- [Rows]:
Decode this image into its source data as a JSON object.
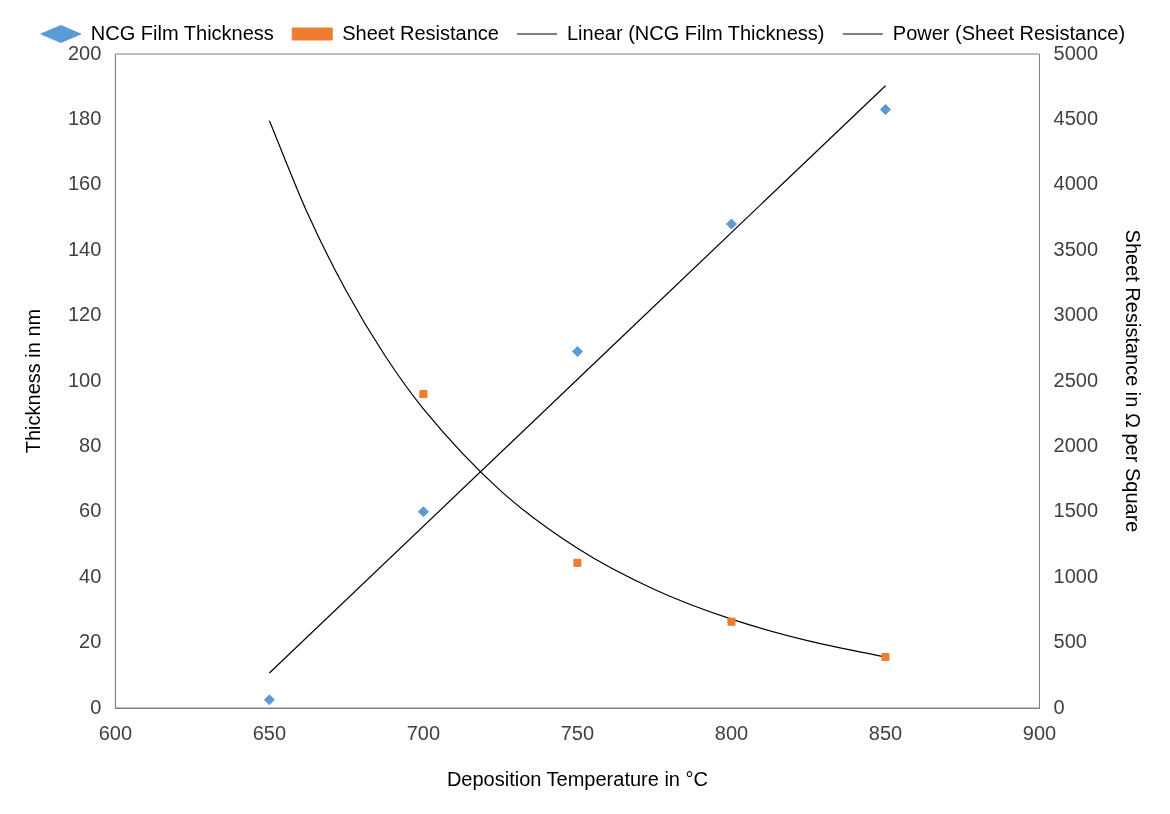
{
  "chart_data": {
    "type": "scatter",
    "xlabel": "Deposition Temperature in °C",
    "ylabel": "Thickness in nm",
    "y2label": "Sheet Resistance in Ω per Square",
    "xlim": [
      600,
      900
    ],
    "xticks": [
      600,
      650,
      700,
      750,
      800,
      850,
      900
    ],
    "ylim": [
      0,
      200
    ],
    "yticks": [
      0,
      20,
      40,
      60,
      80,
      100,
      120,
      140,
      160,
      180,
      200
    ],
    "y2lim": [
      0,
      5000
    ],
    "y2ticks": [
      0,
      500,
      1000,
      1500,
      2000,
      2500,
      3000,
      3500,
      4000,
      4500,
      5000
    ],
    "grid": false,
    "legend": "top",
    "series": [
      {
        "name": "NCG Film Thickness",
        "type": "scatter",
        "marker": "diamond",
        "color": "#5b9bd5",
        "x": [
          650,
          700,
          750,
          800,
          850
        ],
        "values": [
          2.5,
          60,
          109,
          148,
          183
        ]
      },
      {
        "name": "Sheet Resistance",
        "type": "scatter",
        "marker": "square",
        "axis": "y2",
        "color": "#ed7d31",
        "x": [
          700,
          750,
          800,
          850
        ],
        "values": [
          2400,
          1110,
          660,
          390
        ]
      },
      {
        "name": "Linear (NCG Film Thickness)",
        "type": "line",
        "marker": "none",
        "line_style": "solid",
        "color": "#000000",
        "x": [
          650,
          850
        ],
        "values": [
          10.7,
          190.3
        ]
      },
      {
        "name": "Power (Sheet Resistance)",
        "type": "line",
        "marker": "none",
        "line_style": "solid",
        "axis": "y2",
        "color": "#000000",
        "x": [
          650,
          662.5,
          675,
          687.5,
          700,
          725,
          750,
          775,
          800,
          825,
          850
        ],
        "values": [
          4490,
          3776,
          3186,
          2695,
          2287,
          1662,
          1221,
          906,
          679,
          513,
          390
        ]
      }
    ]
  }
}
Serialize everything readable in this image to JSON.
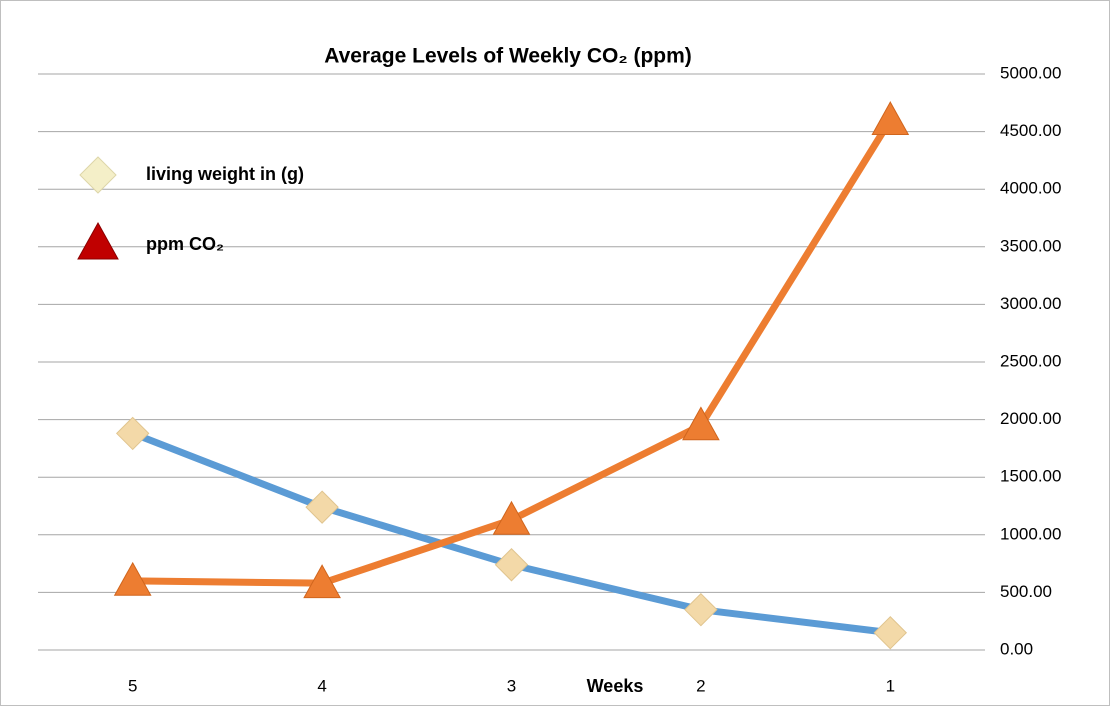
{
  "chart_data": {
    "type": "line",
    "title": "Average Levels of Weekly CO₂ (ppm)",
    "x_label": "Weeks",
    "categories": [
      "5",
      "4",
      "3",
      "2",
      "1"
    ],
    "series": [
      {
        "name": "living weight in (g)",
        "color": "#5b9bd5",
        "marker_color": "#f3d9a8",
        "values": [
          1880,
          1240,
          740,
          350,
          150
        ]
      },
      {
        "name": "ppm CO₂",
        "color": "#ed7d31",
        "marker_color": "#ed7d31",
        "values": [
          600,
          580,
          1130,
          1950,
          4600
        ]
      }
    ],
    "ylim": [
      0,
      5000
    ],
    "yticks": [
      {
        "value": 0,
        "label": "0.00"
      },
      {
        "value": 500,
        "label": "500.00"
      },
      {
        "value": 1000,
        "label": "1000.00"
      },
      {
        "value": 1500,
        "label": "1500.00"
      },
      {
        "value": 2000,
        "label": "2000.00"
      },
      {
        "value": 2500,
        "label": "2500.00"
      },
      {
        "value": 3000,
        "label": "3000.00"
      },
      {
        "value": 3500,
        "label": "3500.00"
      },
      {
        "value": 4000,
        "label": "4000.00"
      },
      {
        "value": 4500,
        "label": "4500.00"
      },
      {
        "value": 5000,
        "label": "5000.00"
      }
    ],
    "grid": true,
    "legend": "upper left"
  }
}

- [Task requirements]: Copy all the data exactly as written, but skip any picture.

- [Final result]:
Decode this image into its source data as a JSON object.
{
  "chart_data": {
    "type": "scatter",
    "xlabel": "Deposition Temperature in °C",
    "ylabel": "Thickness in nm",
    "y2label": "Sheet Resistance in Ω per Square",
    "xlim": [
      600,
      900
    ],
    "xticks": [
      600,
      650,
      700,
      750,
      800,
      850,
      900
    ],
    "ylim": [
      0,
      200
    ],
    "yticks": [
      0,
      20,
      40,
      60,
      80,
      100,
      120,
      140,
      160,
      180,
      200
    ],
    "y2lim": [
      0,
      5000
    ],
    "y2ticks": [
      0,
      500,
      1000,
      1500,
      2000,
      2500,
      3000,
      3500,
      4000,
      4500,
      5000
    ],
    "grid": false,
    "legend": "top",
    "series": [
      {
        "name": "NCG Film Thickness",
        "type": "scatter",
        "marker": "diamond",
        "color": "#5b9bd5",
        "x": [
          650,
          700,
          750,
          800,
          850
        ],
        "values": [
          2.5,
          60,
          109,
          148,
          183
        ]
      },
      {
        "name": "Sheet Resistance",
        "type": "scatter",
        "marker": "square",
        "axis": "y2",
        "color": "#ed7d31",
        "x": [
          700,
          750,
          800,
          850
        ],
        "values": [
          2400,
          1110,
          660,
          390
        ]
      },
      {
        "name": "Linear (NCG Film Thickness)",
        "type": "line",
        "marker": "none",
        "line_style": "solid",
        "color": "#000000",
        "x": [
          650,
          850
        ],
        "values": [
          10.7,
          190.3
        ]
      },
      {
        "name": "Power (Sheet Resistance)",
        "type": "line",
        "marker": "none",
        "line_style": "solid",
        "axis": "y2",
        "color": "#000000",
        "x": [
          650,
          662.5,
          675,
          687.5,
          700,
          725,
          750,
          775,
          800,
          825,
          850
        ],
        "values": [
          4490,
          3776,
          3186,
          2695,
          2287,
          1662,
          1221,
          906,
          679,
          513,
          390
        ]
      }
    ]
  }
}
Serialize everything readable in this image to JSON.
{
  "chart_data": {
    "type": "line",
    "title": "Average Levels of Weekly CO₂ (ppm)",
    "x_label": "Weeks",
    "categories": [
      "5",
      "4",
      "3",
      "2",
      "1"
    ],
    "series": [
      {
        "name": "living weight in (g)",
        "color": "#5b9bd5",
        "marker_color": "#f3d9a8",
        "values": [
          1880,
          1240,
          740,
          350,
          150
        ]
      },
      {
        "name": "ppm CO₂",
        "color": "#ed7d31",
        "marker_color": "#ed7d31",
        "values": [
          600,
          580,
          1130,
          1950,
          4600
        ]
      }
    ],
    "ylim": [
      0,
      5000
    ],
    "yticks": [
      {
        "value": 0,
        "label": "0.00"
      },
      {
        "value": 500,
        "label": "500.00"
      },
      {
        "value": 1000,
        "label": "1000.00"
      },
      {
        "value": 1500,
        "label": "1500.00"
      },
      {
        "value": 2000,
        "label": "2000.00"
      },
      {
        "value": 2500,
        "label": "2500.00"
      },
      {
        "value": 3000,
        "label": "3000.00"
      },
      {
        "value": 3500,
        "label": "3500.00"
      },
      {
        "value": 4000,
        "label": "4000.00"
      },
      {
        "value": 4500,
        "label": "4500.00"
      },
      {
        "value": 5000,
        "label": "5000.00"
      }
    ],
    "grid": true,
    "legend": "upper left"
  }
}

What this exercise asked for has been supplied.